(Instructions for the task): Below is some material; transcribe all of it exactly.

Dataset listings of figures:
⁂

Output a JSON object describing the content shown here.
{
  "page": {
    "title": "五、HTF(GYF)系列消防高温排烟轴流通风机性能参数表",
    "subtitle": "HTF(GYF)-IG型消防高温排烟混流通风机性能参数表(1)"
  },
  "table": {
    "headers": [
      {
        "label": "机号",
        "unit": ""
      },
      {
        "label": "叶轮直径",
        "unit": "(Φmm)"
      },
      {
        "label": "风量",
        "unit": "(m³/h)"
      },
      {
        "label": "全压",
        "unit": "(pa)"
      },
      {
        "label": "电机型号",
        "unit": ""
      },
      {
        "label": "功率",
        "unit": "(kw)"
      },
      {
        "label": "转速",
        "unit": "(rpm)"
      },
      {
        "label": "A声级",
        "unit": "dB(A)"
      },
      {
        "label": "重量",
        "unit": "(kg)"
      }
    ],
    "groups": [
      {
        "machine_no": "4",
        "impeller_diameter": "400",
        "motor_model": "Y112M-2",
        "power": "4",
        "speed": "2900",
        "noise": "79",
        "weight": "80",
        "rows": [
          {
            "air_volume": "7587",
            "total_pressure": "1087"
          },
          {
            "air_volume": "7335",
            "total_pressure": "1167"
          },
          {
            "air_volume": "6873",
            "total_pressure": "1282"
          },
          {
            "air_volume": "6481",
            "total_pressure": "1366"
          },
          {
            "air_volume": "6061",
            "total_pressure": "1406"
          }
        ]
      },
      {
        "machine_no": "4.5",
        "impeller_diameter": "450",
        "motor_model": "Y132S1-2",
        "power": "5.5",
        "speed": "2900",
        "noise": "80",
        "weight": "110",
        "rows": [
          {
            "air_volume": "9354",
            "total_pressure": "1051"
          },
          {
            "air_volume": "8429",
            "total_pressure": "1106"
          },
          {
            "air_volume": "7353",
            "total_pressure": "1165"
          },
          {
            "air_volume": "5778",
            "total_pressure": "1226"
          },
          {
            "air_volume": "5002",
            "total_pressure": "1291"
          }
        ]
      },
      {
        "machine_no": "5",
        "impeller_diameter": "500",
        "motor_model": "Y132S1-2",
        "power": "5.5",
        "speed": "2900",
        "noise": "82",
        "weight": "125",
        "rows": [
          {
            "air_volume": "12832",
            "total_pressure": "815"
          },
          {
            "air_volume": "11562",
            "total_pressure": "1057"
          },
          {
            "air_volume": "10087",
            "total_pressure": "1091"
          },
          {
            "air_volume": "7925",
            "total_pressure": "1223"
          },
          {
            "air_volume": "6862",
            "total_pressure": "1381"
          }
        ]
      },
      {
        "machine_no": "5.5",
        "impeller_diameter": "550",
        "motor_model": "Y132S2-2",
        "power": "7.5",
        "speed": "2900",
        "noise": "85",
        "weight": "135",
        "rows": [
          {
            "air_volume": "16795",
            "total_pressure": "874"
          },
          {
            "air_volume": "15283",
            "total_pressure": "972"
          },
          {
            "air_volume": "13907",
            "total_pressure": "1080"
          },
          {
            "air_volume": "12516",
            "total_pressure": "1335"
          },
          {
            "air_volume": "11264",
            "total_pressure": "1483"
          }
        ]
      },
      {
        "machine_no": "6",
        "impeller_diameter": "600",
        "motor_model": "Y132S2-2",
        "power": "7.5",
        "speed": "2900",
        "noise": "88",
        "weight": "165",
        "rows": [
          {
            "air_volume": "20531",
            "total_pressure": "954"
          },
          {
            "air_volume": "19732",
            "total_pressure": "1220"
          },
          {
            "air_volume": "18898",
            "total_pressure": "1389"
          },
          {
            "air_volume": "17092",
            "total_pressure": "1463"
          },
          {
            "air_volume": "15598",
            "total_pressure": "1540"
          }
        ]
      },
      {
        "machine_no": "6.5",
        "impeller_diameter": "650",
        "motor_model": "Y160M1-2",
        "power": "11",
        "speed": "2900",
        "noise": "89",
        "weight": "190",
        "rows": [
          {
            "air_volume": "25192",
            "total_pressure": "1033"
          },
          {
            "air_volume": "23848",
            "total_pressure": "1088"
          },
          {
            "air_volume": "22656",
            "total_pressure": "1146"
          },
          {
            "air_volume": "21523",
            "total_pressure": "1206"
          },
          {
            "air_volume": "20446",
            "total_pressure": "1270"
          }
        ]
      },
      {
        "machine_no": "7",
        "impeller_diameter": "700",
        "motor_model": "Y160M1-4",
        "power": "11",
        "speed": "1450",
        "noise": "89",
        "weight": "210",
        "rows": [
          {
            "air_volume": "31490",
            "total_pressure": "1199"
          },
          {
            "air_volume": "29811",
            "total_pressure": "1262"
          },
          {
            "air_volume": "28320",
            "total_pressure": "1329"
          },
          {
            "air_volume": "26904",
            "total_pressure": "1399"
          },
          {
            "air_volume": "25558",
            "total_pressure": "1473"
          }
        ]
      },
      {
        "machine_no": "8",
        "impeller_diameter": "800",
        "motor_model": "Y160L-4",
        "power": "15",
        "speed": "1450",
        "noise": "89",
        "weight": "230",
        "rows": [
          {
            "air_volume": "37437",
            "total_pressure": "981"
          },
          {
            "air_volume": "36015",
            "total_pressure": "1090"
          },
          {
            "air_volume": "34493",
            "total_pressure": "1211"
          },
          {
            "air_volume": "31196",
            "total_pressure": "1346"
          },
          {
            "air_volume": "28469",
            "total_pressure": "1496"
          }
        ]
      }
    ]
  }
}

⁂

(Exercise answer):
Output a JSON object describing the content shown here.
{
  "page": {
    "title": "五、HTF(GYF)系列消防高温排烟轴流通风机性能参数表",
    "subtitle": "HTF(GYF)-IG型消防高温排烟混流通风机性能参数表(1)"
  },
  "table": {
    "headers": [
      {
        "label": "机号",
        "unit": ""
      },
      {
        "label": "叶轮直径",
        "unit": "(Φmm)"
      },
      {
        "label": "风量",
        "unit": "(m³/h)"
      },
      {
        "label": "全压",
        "unit": "(pa)"
      },
      {
        "label": "电机型号",
        "unit": ""
      },
      {
        "label": "功率",
        "unit": "(kw)"
      },
      {
        "label": "转速",
        "unit": "(rpm)"
      },
      {
        "label": "A声级",
        "unit": "dB(A)"
      },
      {
        "label": "重量",
        "unit": "(kg)"
      }
    ],
    "groups": [
      {
        "machine_no": "4",
        "impeller_diameter": "400",
        "motor_model": "Y112M-2",
        "power": "4",
        "speed": "2900",
        "noise": "79",
        "weight": "80",
        "rows": [
          {
            "air_volume": "7587",
            "total_pressure": "1087"
          },
          {
            "air_volume": "7335",
            "total_pressure": "1167"
          },
          {
            "air_volume": "6873",
            "total_pressure": "1282"
          },
          {
            "air_volume": "6481",
            "total_pressure": "1366"
          },
          {
            "air_volume": "6061",
            "total_pressure": "1406"
          }
        ]
      },
      {
        "machine_no": "4.5",
        "impeller_diameter": "450",
        "motor_model": "Y132S1-2",
        "power": "5.5",
        "speed": "2900",
        "noise": "80",
        "weight": "110",
        "rows": [
          {
            "air_volume": "9354",
            "total_pressure": "1051"
          },
          {
            "air_volume": "8429",
            "total_pressure": "1106"
          },
          {
            "air_volume": "7353",
            "total_pressure": "1165"
          },
          {
            "air_volume": "5778",
            "total_pressure": "1226"
          },
          {
            "air_volume": "5002",
            "total_pressure": "1291"
          }
        ]
      },
      {
        "machine_no": "5",
        "impeller_diameter": "500",
        "motor_model": "Y132S1-2",
        "power": "5.5",
        "speed": "2900",
        "noise": "82",
        "weight": "125",
        "rows": [
          {
            "air_volume": "12832",
            "total_pressure": "815"
          },
          {
            "air_volume": "11562",
            "total_pressure": "1057"
          },
          {
            "air_volume": "10087",
            "total_pressure": "1091"
          },
          {
            "air_volume": "7925",
            "total_pressure": "1223"
          },
          {
            "air_volume": "6862",
            "total_pressure": "1381"
          }
        ]
      },
      {
        "machine_no": "5.5",
        "impeller_diameter": "550",
        "motor_model": "Y132S2-2",
        "power": "7.5",
        "speed": "2900",
        "noise": "85",
        "weight": "135",
        "rows": [
          {
            "air_volume": "16795",
            "total_pressure": "874"
          },
          {
            "air_volume": "15283",
            "total_pressure": "972"
          },
          {
            "air_volume": "13907",
            "total_pressure": "1080"
          },
          {
            "air_volume": "12516",
            "total_pressure": "1335"
          },
          {
            "air_volume": "11264",
            "total_pressure": "1483"
          }
        ]
      },
      {
        "machine_no": "6",
        "impeller_diameter": "600",
        "motor_model": "Y132S2-2",
        "power": "7.5",
        "speed": "2900",
        "noise": "88",
        "weight": "165",
        "rows": [
          {
            "air_volume": "20531",
            "total_pressure": "954"
          },
          {
            "air_volume": "19732",
            "total_pressure": "1220"
          },
          {
            "air_volume": "18898",
            "total_pressure": "1389"
          },
          {
            "air_volume": "17092",
            "total_pressure": "1463"
          },
          {
            "air_volume": "15598",
            "total_pressure": "1540"
          }
        ]
      },
      {
        "machine_no": "6.5",
        "impeller_diameter": "650",
        "motor_model": "Y160M1-2",
        "power": "11",
        "speed": "2900",
        "noise": "89",
        "weight": "190",
        "rows": [
          {
            "air_volume": "25192",
            "total_pressure": "1033"
          },
          {
            "air_volume": "23848",
            "total_pressure": "1088"
          },
          {
            "air_volume": "22656",
            "total_pressure": "1146"
          },
          {
            "air_volume": "21523",
            "total_pressure": "1206"
          },
          {
            "air_volume": "20446",
            "total_pressure": "1270"
          }
        ]
      },
      {
        "machine_no": "7",
        "impeller_diameter": "700",
        "motor_model": "Y160M1-4",
        "power": "11",
        "speed": "1450",
        "noise": "89",
        "weight": "210",
        "rows": [
          {
            "air_volume": "31490",
            "total_pressure": "1199"
          },
          {
            "air_volume": "29811",
            "total_pressure": "1262"
          },
          {
            "air_volume": "28320",
            "total_pressure": "1329"
          },
          {
            "air_volume": "26904",
            "total_pressure": "1399"
          },
          {
            "air_volume": "25558",
            "total_pressure": "1473"
          }
        ]
      },
      {
        "machine_no": "8",
        "impeller_diameter": "800",
        "motor_model": "Y160L-4",
        "power": "15",
        "speed": "1450",
        "noise": "89",
        "weight": "230",
        "rows": [
          {
            "air_volume": "37437",
            "total_pressure": "981"
          },
          {
            "air_volume": "36015",
            "total_pressure": "1090"
          },
          {
            "air_volume": "34493",
            "total_pressure": "1211"
          },
          {
            "air_volume": "31196",
            "total_pressure": "1346"
          },
          {
            "air_volume": "28469",
            "total_pressure": "1496"
          }
        ]
      }
    ]
  }
}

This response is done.